La sanction est tombée le 12 mai 2023 : l’autorité irlandaise a condamné la société Meta (Meta Plateforms Ireland Limited) à une amende de 1,2 milliards d’euros avec l’obligation de cesser de transférer (dans un délai maximum de 12 semaines) et de traiter (dans un délai maximum de 6 mois) les données des résidents de l’UE/EEE transférées illégalement vers les États-Unis. Les données devront dès lors soit être supprimées, soit être déplacées vers l’Europe. Pour l’autorité irlandaise, l’utilisation par la société Meta de clauses contractuelles types et de mesures supplémentaires n’est pas propre à répondre aux risques que les transferts de données vers les États-Unis font peser sur les droits et libertés des personnes concernées.

Cette décision est le fruit d’une longue procédure ayant nécessité l’intervention du Comité européen de la protection des données (CEPD), dans le cadre de la procédure dite du mécanisme de la cohérence.

L’autorité irlandaise, en tant qu’autorité chef de file, avait soumis un projet de décision aux différentes autorités concernées le 6 juillet 2022 dans laquelle elle concluait à la violation de l’article 46, §1 du Règlement général sur la protection des données sur des modalités de transferts de données moyennant des garanties appropriées et, par conséquence, à la suspension des flux de données (Règl. (UE) 2016/679 du Parlement européen et du Conseil, 27 avr. 2016 : JOUE n° L 119, 4 mai, ou RGPD).

--- Bloc de données ---
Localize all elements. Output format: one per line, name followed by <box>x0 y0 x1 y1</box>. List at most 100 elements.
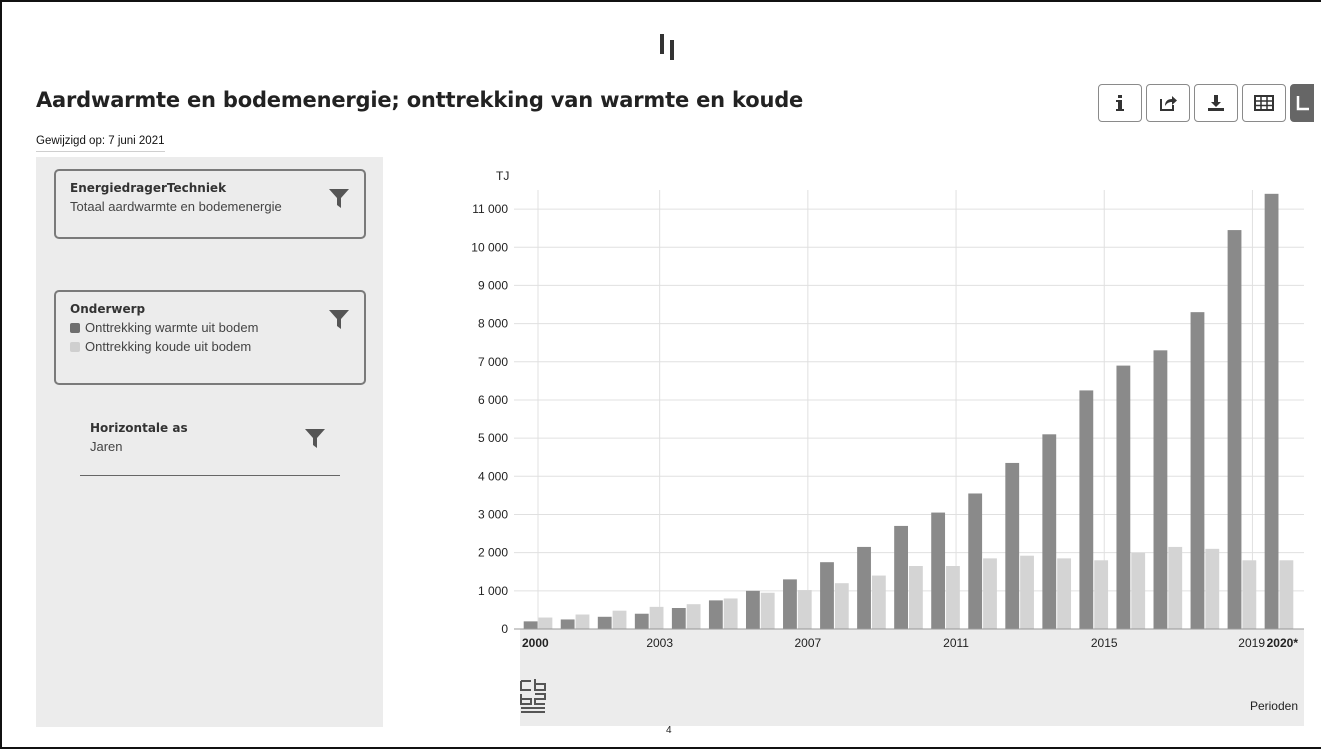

--- Exercices ---
1 > Recopiez le passage de l'extrait qui commence par « L’autorité irlandaise, en » et se poursuit jusqu'à « mai, ou RGPD). ».
2 > D'après l'extrait, pourquoi le projet de décision soumis le 6 juillet 2022 concluait-il à la suspension des flux de données ? Répondez en une à trois phrases.

--- Résultats des exercices ---
1 >
L’autorité irlandaise, en tant qu’autorité chef de file, avait soumis un projet de décision aux différentes autorités concernées le 6 juillet 2022 dans laquelle elle concluait à la violation de l’article 46, §1 du Règlement général sur la protection des données sur des modalités de transferts de données moyennant des garanties appropriées et, par conséquence, à la suspension des flux de données (Règl. (UE) 2016/679 du Parlement européen et du Conseil, 27 avr. 2016 : JOUE n° L 119, 4 mai, ou RGPD).

2 > Dans ce projet de décision, l'autorité irlandaise concluait à une violation de l'article 46, §1 du RGPD, qui porte sur les transferts de données moyennant des garanties appropriées. La suspension des flux de données en découlait par conséquence.